Locate each line containing the string "https" and copy it out.

(Saved entries)
[Begin]

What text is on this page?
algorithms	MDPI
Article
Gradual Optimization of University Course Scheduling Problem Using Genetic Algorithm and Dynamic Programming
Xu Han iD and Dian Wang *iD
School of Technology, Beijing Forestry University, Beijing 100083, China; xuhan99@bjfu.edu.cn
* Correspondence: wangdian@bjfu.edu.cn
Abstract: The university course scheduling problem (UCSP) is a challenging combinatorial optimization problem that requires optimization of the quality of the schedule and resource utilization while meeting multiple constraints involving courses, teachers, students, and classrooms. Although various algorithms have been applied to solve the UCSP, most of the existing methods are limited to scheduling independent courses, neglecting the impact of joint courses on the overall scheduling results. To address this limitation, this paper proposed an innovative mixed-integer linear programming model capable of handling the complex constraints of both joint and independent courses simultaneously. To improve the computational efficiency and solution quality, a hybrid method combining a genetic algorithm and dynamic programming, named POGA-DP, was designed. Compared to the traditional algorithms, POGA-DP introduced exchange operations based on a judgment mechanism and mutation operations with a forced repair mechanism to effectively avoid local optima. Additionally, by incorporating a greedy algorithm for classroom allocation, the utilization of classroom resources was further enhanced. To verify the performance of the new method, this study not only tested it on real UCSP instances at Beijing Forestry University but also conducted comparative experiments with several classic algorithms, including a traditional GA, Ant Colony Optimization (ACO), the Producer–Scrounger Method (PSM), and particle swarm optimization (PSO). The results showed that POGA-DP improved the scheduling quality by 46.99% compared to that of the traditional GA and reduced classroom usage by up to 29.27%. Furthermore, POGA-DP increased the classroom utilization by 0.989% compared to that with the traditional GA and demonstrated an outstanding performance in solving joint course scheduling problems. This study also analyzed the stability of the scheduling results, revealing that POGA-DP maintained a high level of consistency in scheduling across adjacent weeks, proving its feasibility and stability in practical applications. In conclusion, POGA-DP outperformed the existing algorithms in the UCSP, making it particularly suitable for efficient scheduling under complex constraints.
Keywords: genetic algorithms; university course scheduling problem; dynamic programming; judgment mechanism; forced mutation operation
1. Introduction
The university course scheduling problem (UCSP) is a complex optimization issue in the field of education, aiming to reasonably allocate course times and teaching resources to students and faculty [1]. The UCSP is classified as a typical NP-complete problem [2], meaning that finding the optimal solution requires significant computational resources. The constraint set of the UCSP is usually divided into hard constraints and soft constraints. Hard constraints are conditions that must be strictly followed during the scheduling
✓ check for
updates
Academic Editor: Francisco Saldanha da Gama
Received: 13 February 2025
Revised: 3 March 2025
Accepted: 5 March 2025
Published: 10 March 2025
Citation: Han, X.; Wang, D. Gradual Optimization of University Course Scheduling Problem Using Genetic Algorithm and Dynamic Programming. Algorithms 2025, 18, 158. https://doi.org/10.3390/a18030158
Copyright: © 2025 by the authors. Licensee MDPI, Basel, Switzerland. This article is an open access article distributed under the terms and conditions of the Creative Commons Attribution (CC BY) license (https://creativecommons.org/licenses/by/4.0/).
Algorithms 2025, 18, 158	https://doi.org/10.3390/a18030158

[End]

## FINAL ANSWER
Citation: Han, X.; Wang, D. Gradual Optimization of University Course Scheduling Problem Using Genetic Algorithm and Dynamic Programming. Algorithms 2025, 18, 158. https://doi.org/10.3390/a18030158
Copyright: © 2025 by the authors. Licensee MDPI, Basel, Switzerland. This article is an open access article distributed under the terms and conditions of the Creative Commons Attribution (CC BY) license (https://creativecommons.org/licenses/by/4.0/).
Algorithms 2025, 18, 158	https://doi.org/10.3390/a18030158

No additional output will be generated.